Below are some records. Copy every line in them that holds "fine".
begin The records
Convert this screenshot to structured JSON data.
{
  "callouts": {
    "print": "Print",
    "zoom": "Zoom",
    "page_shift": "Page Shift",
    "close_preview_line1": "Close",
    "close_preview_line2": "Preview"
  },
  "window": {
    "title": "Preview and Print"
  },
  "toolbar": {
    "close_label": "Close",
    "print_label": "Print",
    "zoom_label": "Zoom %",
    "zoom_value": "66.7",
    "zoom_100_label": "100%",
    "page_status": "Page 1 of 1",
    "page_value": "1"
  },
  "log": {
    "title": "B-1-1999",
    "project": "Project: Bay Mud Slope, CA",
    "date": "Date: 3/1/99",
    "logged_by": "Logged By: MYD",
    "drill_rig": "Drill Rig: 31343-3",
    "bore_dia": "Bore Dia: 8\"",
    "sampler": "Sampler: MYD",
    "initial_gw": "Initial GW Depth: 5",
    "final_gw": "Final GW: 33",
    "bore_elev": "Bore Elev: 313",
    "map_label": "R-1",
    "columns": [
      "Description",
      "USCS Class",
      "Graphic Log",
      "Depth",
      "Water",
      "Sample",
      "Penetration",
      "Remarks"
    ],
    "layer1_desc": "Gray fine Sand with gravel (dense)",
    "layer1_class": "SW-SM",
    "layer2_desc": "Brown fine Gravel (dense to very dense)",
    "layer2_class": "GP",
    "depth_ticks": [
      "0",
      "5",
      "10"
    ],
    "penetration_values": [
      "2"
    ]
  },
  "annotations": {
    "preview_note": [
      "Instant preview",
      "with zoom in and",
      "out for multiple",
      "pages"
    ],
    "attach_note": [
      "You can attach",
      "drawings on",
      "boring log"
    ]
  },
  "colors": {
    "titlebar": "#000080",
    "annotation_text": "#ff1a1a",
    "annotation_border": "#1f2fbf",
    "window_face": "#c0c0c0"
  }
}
end The records
- [Reply]
    "layer1_desc": "Gray fine Sand with gravel (dense)",
    "layer2_desc": "Brown fine Gravel (dense to very dense)",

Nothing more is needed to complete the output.